Luke Batten and Jonathan Sadler
Big Ten Coed, Mask No. 11, 2003
Ink-jet print
40 x 30 inches
Courtesy of the artists and Bucket Rider Gallery, Chicago, Illinois
© Luke Batten and Jonathan Sadler
FACADES
October 19 through December 30, 2007

Curators: Ginger Gregg Duggan and
Judith Hoos Fox

An essential defining characteristic of architecture becomes a pejorative when used to describe people. The relationships between the outside of a building and its interior, and between someone's public face and the workings of his/her mind, were the subject of this gathering of recent art. Does the exterior of a building or a person's expression reveal or conceal its actual intent or content? Gender roles, racial stereotypes, architectural foils, and assumptions of all kinds came into play in this investigation.
--------------------
● Work order 1
Summarize the exhibition text in two sentences.
● Work order 2
Quote the exhibition text from "Curators: Ginger Gregg" to "in this investigation.".

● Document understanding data
--------------------
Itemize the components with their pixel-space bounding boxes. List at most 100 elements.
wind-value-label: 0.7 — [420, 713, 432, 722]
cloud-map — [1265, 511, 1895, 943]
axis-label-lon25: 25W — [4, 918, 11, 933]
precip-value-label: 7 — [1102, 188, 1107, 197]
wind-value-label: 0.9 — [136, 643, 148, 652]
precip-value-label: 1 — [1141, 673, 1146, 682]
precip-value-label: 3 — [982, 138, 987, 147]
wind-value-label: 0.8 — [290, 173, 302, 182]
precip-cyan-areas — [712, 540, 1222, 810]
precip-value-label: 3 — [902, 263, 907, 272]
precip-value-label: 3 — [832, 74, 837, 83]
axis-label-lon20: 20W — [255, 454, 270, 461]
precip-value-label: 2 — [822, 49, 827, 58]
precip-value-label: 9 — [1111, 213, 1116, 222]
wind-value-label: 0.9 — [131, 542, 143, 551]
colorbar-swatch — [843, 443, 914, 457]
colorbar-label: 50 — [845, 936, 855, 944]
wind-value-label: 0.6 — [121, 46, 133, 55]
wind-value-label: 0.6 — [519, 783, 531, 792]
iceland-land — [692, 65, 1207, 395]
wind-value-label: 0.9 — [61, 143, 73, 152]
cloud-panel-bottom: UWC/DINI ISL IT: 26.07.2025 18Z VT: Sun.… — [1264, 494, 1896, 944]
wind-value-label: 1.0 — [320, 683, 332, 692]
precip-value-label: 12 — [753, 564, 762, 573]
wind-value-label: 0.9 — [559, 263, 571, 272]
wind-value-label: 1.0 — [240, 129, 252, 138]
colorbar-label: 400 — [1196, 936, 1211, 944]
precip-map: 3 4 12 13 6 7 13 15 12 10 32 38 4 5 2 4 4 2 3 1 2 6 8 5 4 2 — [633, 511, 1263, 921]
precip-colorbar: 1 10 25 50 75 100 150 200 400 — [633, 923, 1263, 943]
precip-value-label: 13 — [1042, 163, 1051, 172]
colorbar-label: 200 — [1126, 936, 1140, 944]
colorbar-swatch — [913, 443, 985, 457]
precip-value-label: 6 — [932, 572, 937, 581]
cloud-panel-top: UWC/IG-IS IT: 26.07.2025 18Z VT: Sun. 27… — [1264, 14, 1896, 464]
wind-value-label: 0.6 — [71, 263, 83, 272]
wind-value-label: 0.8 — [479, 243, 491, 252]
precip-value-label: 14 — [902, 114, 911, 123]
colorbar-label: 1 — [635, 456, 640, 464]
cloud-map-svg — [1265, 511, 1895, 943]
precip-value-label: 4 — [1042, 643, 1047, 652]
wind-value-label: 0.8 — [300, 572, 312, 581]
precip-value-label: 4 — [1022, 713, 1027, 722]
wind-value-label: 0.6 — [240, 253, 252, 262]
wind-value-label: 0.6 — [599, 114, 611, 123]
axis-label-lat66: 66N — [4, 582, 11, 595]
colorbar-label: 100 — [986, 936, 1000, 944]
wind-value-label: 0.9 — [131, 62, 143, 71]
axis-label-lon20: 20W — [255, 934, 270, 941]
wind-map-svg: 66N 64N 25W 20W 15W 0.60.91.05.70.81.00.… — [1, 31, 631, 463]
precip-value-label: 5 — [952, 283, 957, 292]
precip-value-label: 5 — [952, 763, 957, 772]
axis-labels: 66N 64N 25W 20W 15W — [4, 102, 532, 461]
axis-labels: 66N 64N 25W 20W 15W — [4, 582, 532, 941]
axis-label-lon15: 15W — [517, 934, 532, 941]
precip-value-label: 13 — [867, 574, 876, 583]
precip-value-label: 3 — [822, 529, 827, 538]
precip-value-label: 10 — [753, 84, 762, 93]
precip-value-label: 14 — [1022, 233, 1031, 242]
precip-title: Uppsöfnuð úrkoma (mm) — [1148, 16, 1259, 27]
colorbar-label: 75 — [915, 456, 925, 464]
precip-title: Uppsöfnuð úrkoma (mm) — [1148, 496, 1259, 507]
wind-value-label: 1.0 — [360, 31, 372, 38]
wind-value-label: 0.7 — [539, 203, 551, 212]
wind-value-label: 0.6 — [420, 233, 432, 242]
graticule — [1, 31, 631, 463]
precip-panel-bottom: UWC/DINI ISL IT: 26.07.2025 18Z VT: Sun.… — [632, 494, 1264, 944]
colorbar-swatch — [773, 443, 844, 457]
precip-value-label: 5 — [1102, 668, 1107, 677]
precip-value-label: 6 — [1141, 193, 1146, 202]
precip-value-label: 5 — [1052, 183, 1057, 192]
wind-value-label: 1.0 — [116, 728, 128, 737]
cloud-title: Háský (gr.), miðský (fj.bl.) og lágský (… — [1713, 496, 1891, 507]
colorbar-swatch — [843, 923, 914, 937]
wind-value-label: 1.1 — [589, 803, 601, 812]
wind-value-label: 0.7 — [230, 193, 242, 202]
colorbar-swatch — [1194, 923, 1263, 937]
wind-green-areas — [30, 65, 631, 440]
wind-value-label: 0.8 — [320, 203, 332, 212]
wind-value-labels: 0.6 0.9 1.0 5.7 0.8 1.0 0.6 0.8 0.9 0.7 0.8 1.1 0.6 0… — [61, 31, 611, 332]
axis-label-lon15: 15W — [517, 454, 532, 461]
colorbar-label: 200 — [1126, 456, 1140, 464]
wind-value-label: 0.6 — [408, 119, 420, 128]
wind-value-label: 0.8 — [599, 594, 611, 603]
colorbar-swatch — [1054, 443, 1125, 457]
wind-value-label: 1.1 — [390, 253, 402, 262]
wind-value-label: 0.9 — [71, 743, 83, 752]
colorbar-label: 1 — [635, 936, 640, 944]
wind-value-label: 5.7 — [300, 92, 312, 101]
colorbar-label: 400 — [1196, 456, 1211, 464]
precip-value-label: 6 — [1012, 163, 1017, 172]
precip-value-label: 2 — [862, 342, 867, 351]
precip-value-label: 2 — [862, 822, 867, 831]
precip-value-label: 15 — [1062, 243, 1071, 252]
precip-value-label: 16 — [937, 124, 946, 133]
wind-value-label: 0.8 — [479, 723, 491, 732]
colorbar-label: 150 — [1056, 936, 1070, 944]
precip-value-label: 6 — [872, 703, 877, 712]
--------------------
● Task solution 1
Facades, curated by Ginger Gregg Duggan and Judith Hoos Fox and on view October 19 through December 30, 2007, brought together recent art about the relationship between a building's exterior and its interior and between a person's public face and the workings of the mind. It asked whether the outside of a building or a person's expression reveals or conceals actual intent or content, drawing on gender roles, racial stereotypes, architectural foils, and assumptions of all kinds.

● Task solution 2
Curators: Ginger Gregg Duggan and
Judith Hoos Fox

An essential defining characteristic of architecture becomes a pejorative when used to describe people. The relationships between the outside of a building and its interior, and between someone's public face and the workings of his/her mind, were the subject of this gathering of recent art. Does the exterior of a building or a person's expression reveal or conceal its actual intent or content? Gender roles, racial stereotypes, architectural foils, and assumptions of all kinds came into play in this investigation.